What this task involves
Every record below should be printed exactly as given.

(Structured figure records)
══════════════════════════════

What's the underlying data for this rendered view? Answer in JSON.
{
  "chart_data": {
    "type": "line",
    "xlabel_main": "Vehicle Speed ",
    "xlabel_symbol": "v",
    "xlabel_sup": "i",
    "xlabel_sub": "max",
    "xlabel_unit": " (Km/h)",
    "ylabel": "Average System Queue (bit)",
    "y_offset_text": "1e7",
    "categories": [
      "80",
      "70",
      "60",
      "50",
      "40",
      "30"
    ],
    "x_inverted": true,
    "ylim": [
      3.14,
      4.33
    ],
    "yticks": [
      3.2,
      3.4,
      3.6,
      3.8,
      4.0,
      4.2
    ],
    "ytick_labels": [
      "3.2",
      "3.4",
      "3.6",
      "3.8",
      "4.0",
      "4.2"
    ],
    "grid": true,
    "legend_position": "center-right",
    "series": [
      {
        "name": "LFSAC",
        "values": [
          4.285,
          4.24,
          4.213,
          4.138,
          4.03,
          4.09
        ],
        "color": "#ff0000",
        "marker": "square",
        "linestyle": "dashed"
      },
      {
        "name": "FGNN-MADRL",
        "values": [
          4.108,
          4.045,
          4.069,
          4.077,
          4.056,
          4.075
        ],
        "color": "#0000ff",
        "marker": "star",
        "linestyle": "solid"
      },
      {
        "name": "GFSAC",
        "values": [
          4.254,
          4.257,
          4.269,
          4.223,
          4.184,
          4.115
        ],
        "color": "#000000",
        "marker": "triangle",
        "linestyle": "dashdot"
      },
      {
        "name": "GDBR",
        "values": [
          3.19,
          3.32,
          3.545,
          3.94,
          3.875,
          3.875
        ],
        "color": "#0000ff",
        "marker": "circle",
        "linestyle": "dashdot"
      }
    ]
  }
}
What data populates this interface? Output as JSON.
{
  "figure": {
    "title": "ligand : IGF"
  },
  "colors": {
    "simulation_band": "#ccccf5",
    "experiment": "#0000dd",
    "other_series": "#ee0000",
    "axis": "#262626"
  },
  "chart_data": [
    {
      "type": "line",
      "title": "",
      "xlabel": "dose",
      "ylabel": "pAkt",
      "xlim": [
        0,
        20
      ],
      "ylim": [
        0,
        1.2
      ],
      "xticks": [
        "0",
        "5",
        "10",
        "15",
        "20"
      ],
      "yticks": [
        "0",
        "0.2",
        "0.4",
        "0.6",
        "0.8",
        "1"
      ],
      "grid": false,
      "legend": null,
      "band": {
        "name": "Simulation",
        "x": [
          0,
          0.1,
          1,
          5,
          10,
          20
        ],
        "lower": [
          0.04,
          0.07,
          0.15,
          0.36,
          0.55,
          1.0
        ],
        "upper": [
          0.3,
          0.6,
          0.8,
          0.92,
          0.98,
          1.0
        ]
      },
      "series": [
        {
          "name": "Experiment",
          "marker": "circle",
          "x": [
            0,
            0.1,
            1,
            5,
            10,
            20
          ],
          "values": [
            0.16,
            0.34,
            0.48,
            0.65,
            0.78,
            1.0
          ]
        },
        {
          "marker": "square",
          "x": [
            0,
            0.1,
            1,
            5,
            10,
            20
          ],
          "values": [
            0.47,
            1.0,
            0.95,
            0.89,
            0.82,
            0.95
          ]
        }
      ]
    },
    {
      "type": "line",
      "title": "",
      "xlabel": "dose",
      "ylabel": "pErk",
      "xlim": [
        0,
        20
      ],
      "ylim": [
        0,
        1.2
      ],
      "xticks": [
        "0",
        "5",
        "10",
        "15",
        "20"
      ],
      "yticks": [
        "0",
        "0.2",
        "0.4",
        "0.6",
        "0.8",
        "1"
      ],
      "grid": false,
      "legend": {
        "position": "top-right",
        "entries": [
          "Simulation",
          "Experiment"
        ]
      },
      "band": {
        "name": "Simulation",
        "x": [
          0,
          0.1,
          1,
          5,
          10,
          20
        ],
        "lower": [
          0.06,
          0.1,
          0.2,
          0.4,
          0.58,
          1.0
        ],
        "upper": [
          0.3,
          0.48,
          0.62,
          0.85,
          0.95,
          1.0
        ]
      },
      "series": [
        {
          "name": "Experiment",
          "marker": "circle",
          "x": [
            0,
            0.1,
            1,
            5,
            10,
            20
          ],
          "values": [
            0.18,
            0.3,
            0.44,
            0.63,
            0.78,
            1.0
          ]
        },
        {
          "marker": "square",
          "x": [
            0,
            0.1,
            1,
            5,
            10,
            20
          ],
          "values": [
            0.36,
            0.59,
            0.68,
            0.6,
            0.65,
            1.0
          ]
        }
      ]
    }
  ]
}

══════════════════════════════

Written answer
What's the underlying data for this rendered view? Answer in JSON.
{
  "chart_data": {
    "type": "line",
    "xlabel_main": "Vehicle Speed ",
    "xlabel_symbol": "v",
    "xlabel_sup": "i",
    "xlabel_sub": "max",
    "xlabel_unit": " (Km/h)",
    "ylabel": "Average System Queue (bit)",
    "y_offset_text": "1e7",
    "categories": [
      "80",
      "70",
      "60",
      "50",
      "40",
      "30"
    ],
    "x_inverted": true,
    "ylim": [
      3.14,
      4.33
    ],
    "yticks": [
      3.2,
      3.4,
      3.6,
      3.8,
      4.0,
      4.2
    ],
    "ytick_labels": [
      "3.2",
      "3.4",
      "3.6",
      "3.8",
      "4.0",
      "4.2"
    ],
    "grid": true,
    "legend_position": "center-right",
    "series": [
      {
        "name": "LFSAC",
        "values": [
          4.285,
          4.24,
          4.213,
          4.138,
          4.03,
          4.09
        ],
        "color": "#ff0000",
        "marker": "square",
        "linestyle": "dashed"
      },
      {
        "name": "FGNN-MADRL",
        "values": [
          4.108,
          4.045,
          4.069,
          4.077,
          4.056,
          4.075
        ],
        "color": "#0000ff",
        "marker": "star",
        "linestyle": "solid"
      },
      {
        "name": "GFSAC",
        "values": [
          4.254,
          4.257,
          4.269,
          4.223,
          4.184,
          4.115
        ],
        "color": "#000000",
        "marker": "triangle",
        "linestyle": "dashdot"
      },
      {
        "name": "GDBR",
        "values": [
          3.19,
          3.32,
          3.545,
          3.94,
          3.875,
          3.875
        ],
        "color": "#0000ff",
        "marker": "circle",
        "linestyle": "dashdot"
      }
    ]
  }
}
What data populates this interface? Output as JSON.
{
  "figure": {
    "title": "ligand : IGF"
  },
  "colors": {
    "simulation_band": "#ccccf5",
    "experiment": "#0000dd",
    "other_series": "#ee0000",
    "axis": "#262626"
  },
  "chart_data": [
    {
      "type": "line",
      "title": "",
      "xlabel": "dose",
      "ylabel": "pAkt",
      "xlim": [
        0,
        20
      ],
      "ylim": [
        0,
        1.2
      ],
      "xticks": [
        "0",
        "5",
        "10",
        "15",
        "20"
      ],
      "yticks": [
        "0",
        "0.2",
        "0.4",
        "0.6",
        "0.8",
        "1"
      ],
      "grid": false,
      "legend": null,
      "band": {
        "name": "Simulation",
        "x": [
          0,
          0.1,
          1,
          5,
          10,
          20
        ],
        "lower": [
          0.04,
          0.07,
          0.15,
          0.36,
          0.55,
          1.0
        ],
        "upper": [
          0.3,
          0.6,
          0.8,
          0.92,
          0.98,
          1.0
        ]
      },
      "series": [
        {
          "name": "Experiment",
          "marker": "circle",
          "x": [
            0,
            0.1,
            1,
            5,
            10,
            20
          ],
          "values": [
            0.16,
            0.34,
            0.48,
            0.65,
            0.78,
            1.0
          ]
        },
        {
          "marker": "square",
          "x": [
            0,
            0.1,
            1,
            5,
            10,
            20
          ],
          "values": [
            0.47,
            1.0,
            0.95,
            0.89,
            0.82,
            0.95
          ]
        }
      ]
    },
    {
      "type": "line",
      "title": "",
      "xlabel": "dose",
      "ylabel": "pErk",
      "xlim": [
        0,
        20
      ],
      "ylim": [
        0,
        1.2
      ],
      "xticks": [
        "0",
        "5",
        "10",
        "15",
        "20"
      ],
      "yticks": [
        "0",
        "0.2",
        "0.4",
        "0.6",
        "0.8",
        "1"
      ],
      "grid": false,
      "legend": {
        "position": "top-right",
        "entries": [
          "Simulation",
          "Experiment"
        ]
      },
      "band": {
        "name": "Simulation",
        "x": [
          0,
          0.1,
          1,
          5,
          10,
          20
        ],
        "lower": [
          0.06,
          0.1,
          0.2,
          0.4,
          0.58,
          1.0
        ],
        "upper": [
          0.3,
          0.48,
          0.62,
          0.85,
          0.95,
          1.0
        ]
      },
      "series": [
        {
          "name": "Experiment",
          "marker": "circle",
          "x": [
            0,
            0.1,
            1,
            5,
            10,
            20
          ],
          "values": [
            0.18,
            0.3,
            0.44,
            0.63,
            0.78,
            1.0
          ]
        },
        {
          "marker": "square",
          "x": [
            0,
            0.1,
            1,
            5,
            10,
            20
          ],
          "values": [
            0.36,
            0.59,
            0.68,
            0.6,
            0.65,
            1.0
          ]
        }
      ]
    }
  ]
}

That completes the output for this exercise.